/---

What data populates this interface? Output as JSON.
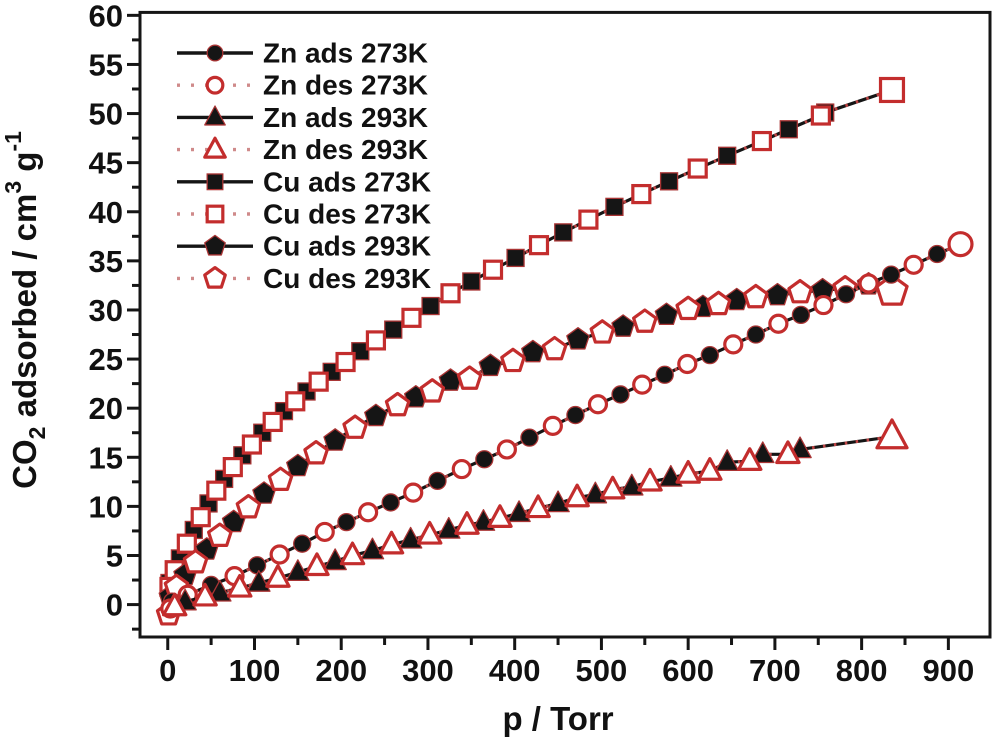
{
  "figure": {
    "background": "#ffffff"
  },
  "chart_data": {
    "type": "line",
    "title": "",
    "xlabel": "p / Torr",
    "ylabel": "CO2 adsorbed / cm3 g-1",
    "ylabel_parts": [
      {
        "t": "CO",
        "pos": "n"
      },
      {
        "t": "2",
        "pos": "sub"
      },
      {
        "t": " adsorbed / cm",
        "pos": "n"
      },
      {
        "t": "3",
        "pos": "sup"
      },
      {
        "t": " g",
        "pos": "n"
      },
      {
        "t": "-1",
        "pos": "sup"
      }
    ],
    "xlim": [
      -32,
      948
    ],
    "ylim": [
      -3.3,
      60.3
    ],
    "x_major_ticks": [
      0,
      100,
      200,
      300,
      400,
      500,
      600,
      700,
      800,
      900
    ],
    "x_minor_ticks": [
      50,
      150,
      250,
      350,
      450,
      550,
      650,
      750,
      850
    ],
    "y_major_ticks": [
      0,
      5,
      10,
      15,
      20,
      25,
      30,
      35,
      40,
      45,
      50,
      55,
      60
    ],
    "y_minor_ticks": [
      -2.5,
      2.5,
      7.5,
      12.5,
      17.5,
      22.5,
      27.5,
      32.5,
      37.5,
      42.5,
      47.5,
      52.5,
      57.5
    ],
    "grid": false,
    "legend_position": "top-left",
    "colors": {
      "frame": "#151515",
      "ads_line": "#151515",
      "des_line": "#bc4444",
      "des_line_legend": "#cf8a8a",
      "open_marker_stroke": "#c32d2d",
      "filled_marker_fill": "#151515",
      "filled_marker_edge": "#a93434",
      "open_marker_fill": "#ffffff",
      "text": "#111111"
    },
    "draw_order": [
      "Cu-273",
      "Cu-293",
      "Zn-273",
      "Zn-293"
    ],
    "series": [
      {
        "name": "Zn ads 273K",
        "pair": "Zn-273",
        "role": "ads",
        "marker": "circle",
        "filled": true,
        "points": [
          [
            5,
            0.3
          ],
          [
            50,
            2.0
          ],
          [
            103,
            4.0
          ],
          [
            155,
            6.2
          ],
          [
            206,
            8.4
          ],
          [
            257,
            10.4
          ],
          [
            311,
            12.6
          ],
          [
            365,
            14.8
          ],
          [
            417,
            17.0
          ],
          [
            470,
            19.3
          ],
          [
            522,
            21.4
          ],
          [
            573,
            23.4
          ],
          [
            625,
            25.4
          ],
          [
            678,
            27.5
          ],
          [
            730,
            29.5
          ],
          [
            782,
            31.6
          ],
          [
            834,
            33.6
          ],
          [
            887,
            35.7
          ]
        ]
      },
      {
        "name": "Zn des 273K",
        "pair": "Zn-273",
        "role": "des",
        "marker": "circle",
        "filled": false,
        "points": [
          [
            914,
            36.7
          ],
          [
            860,
            34.6
          ],
          [
            808,
            32.7
          ],
          [
            756,
            30.5
          ],
          [
            704,
            28.6
          ],
          [
            652,
            26.5
          ],
          [
            599,
            24.5
          ],
          [
            547,
            22.4
          ],
          [
            496,
            20.4
          ],
          [
            444,
            18.2
          ],
          [
            391,
            15.8
          ],
          [
            339,
            13.8
          ],
          [
            283,
            11.4
          ],
          [
            231,
            9.4
          ],
          [
            181,
            7.4
          ],
          [
            129,
            5.1
          ],
          [
            77,
            2.9
          ],
          [
            23,
            1.0
          ],
          [
            3,
            -0.4
          ]
        ]
      },
      {
        "name": "Zn ads 293K",
        "pair": "Zn-293",
        "role": "ads",
        "marker": "triangle",
        "filled": true,
        "points": [
          [
            20,
            0.3
          ],
          [
            60,
            1.2
          ],
          [
            105,
            2.2
          ],
          [
            150,
            3.3
          ],
          [
            193,
            4.4
          ],
          [
            236,
            5.5
          ],
          [
            280,
            6.6
          ],
          [
            324,
            7.6
          ],
          [
            364,
            8.4
          ],
          [
            405,
            9.3
          ],
          [
            450,
            10.3
          ],
          [
            493,
            11.2
          ],
          [
            535,
            12.0
          ],
          [
            580,
            12.9
          ],
          [
            645,
            14.5
          ],
          [
            686,
            15.3
          ],
          [
            729,
            15.8
          ]
        ]
      },
      {
        "name": "Zn des 293K",
        "pair": "Zn-293",
        "role": "des",
        "marker": "triangle",
        "filled": false,
        "points": [
          [
            835,
            17.1
          ],
          [
            715,
            15.3
          ],
          [
            671,
            14.6
          ],
          [
            625,
            13.6
          ],
          [
            600,
            13.3
          ],
          [
            556,
            12.5
          ],
          [
            513,
            11.7
          ],
          [
            472,
            10.9
          ],
          [
            427,
            9.8
          ],
          [
            383,
            8.8
          ],
          [
            345,
            8.1
          ],
          [
            302,
            7.1
          ],
          [
            258,
            6.1
          ],
          [
            213,
            5.0
          ],
          [
            172,
            3.9
          ],
          [
            127,
            2.7
          ],
          [
            83,
            1.7
          ],
          [
            43,
            0.8
          ],
          [
            8,
            -0.2
          ]
        ]
      },
      {
        "name": "Cu ads 273K",
        "pair": "Cu-273",
        "role": "ads",
        "marker": "square",
        "filled": true,
        "points": [
          [
            2,
            2.2
          ],
          [
            14,
            4.7
          ],
          [
            30,
            7.6
          ],
          [
            47,
            10.3
          ],
          [
            65,
            12.8
          ],
          [
            86,
            15.2
          ],
          [
            109,
            17.5
          ],
          [
            134,
            19.7
          ],
          [
            160,
            21.7
          ],
          [
            189,
            23.7
          ],
          [
            222,
            25.8
          ],
          [
            260,
            28.0
          ],
          [
            303,
            30.4
          ],
          [
            350,
            32.9
          ],
          [
            401,
            35.3
          ],
          [
            456,
            37.9
          ],
          [
            515,
            40.5
          ],
          [
            578,
            43.1
          ],
          [
            645,
            45.7
          ],
          [
            716,
            48.4
          ],
          [
            758,
            50.1
          ]
        ]
      },
      {
        "name": "Cu des 273K",
        "pair": "Cu-273",
        "role": "des",
        "marker": "square",
        "filled": false,
        "points": [
          [
            835,
            52.4
          ],
          [
            753,
            49.8
          ],
          [
            685,
            47.2
          ],
          [
            611,
            44.4
          ],
          [
            546,
            41.8
          ],
          [
            485,
            39.2
          ],
          [
            428,
            36.6
          ],
          [
            375,
            34.1
          ],
          [
            326,
            31.7
          ],
          [
            281,
            29.2
          ],
          [
            240,
            26.9
          ],
          [
            205,
            24.7
          ],
          [
            174,
            22.7
          ],
          [
            147,
            20.7
          ],
          [
            121,
            18.6
          ],
          [
            97,
            16.3
          ],
          [
            75,
            14.0
          ],
          [
            56,
            11.6
          ],
          [
            38,
            8.9
          ],
          [
            22,
            6.2
          ],
          [
            8,
            3.5
          ],
          [
            2,
            1.8
          ]
        ]
      },
      {
        "name": "Cu ads 293K",
        "pair": "Cu-293",
        "role": "ads",
        "marker": "pentagon",
        "filled": true,
        "points": [
          [
            3,
            0.8
          ],
          [
            20,
            3.0
          ],
          [
            45,
            5.6
          ],
          [
            76,
            8.4
          ],
          [
            111,
            11.3
          ],
          [
            150,
            14.1
          ],
          [
            193,
            16.7
          ],
          [
            240,
            19.2
          ],
          [
            286,
            21.1
          ],
          [
            326,
            22.8
          ],
          [
            372,
            24.3
          ],
          [
            421,
            25.7
          ],
          [
            473,
            27.0
          ],
          [
            525,
            28.3
          ],
          [
            575,
            29.5
          ],
          [
            617,
            30.3
          ],
          [
            656,
            31.0
          ],
          [
            703,
            31.5
          ],
          [
            755,
            32.0
          ],
          [
            808,
            32.6
          ]
        ]
      },
      {
        "name": "Cu des 293K",
        "pair": "Cu-293",
        "role": "des",
        "marker": "pentagon",
        "filled": false,
        "points": [
          [
            835,
            31.9
          ],
          [
            781,
            32.2
          ],
          [
            729,
            31.8
          ],
          [
            678,
            31.3
          ],
          [
            635,
            30.6
          ],
          [
            600,
            30.1
          ],
          [
            550,
            28.8
          ],
          [
            501,
            27.7
          ],
          [
            446,
            26.0
          ],
          [
            398,
            24.8
          ],
          [
            348,
            23.0
          ],
          [
            305,
            21.7
          ],
          [
            265,
            20.3
          ],
          [
            216,
            18.0
          ],
          [
            171,
            15.4
          ],
          [
            130,
            12.7
          ],
          [
            93,
            9.9
          ],
          [
            60,
            7.0
          ],
          [
            32,
            4.3
          ],
          [
            10,
            1.8
          ],
          [
            1,
            -1.0
          ]
        ]
      }
    ]
  }
}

\---

Which lines contain "name"? Copy each of them.

        "name": "Zn ads 273K",
        "name": "Zn des 273K",
        "name": "Zn ads 293K",
        "name": "Zn des 293K",
        "name": "Cu ads 273K",
        "name": "Cu des 273K",
        "name": "Cu ads 293K",
        "name": "Cu des 293K",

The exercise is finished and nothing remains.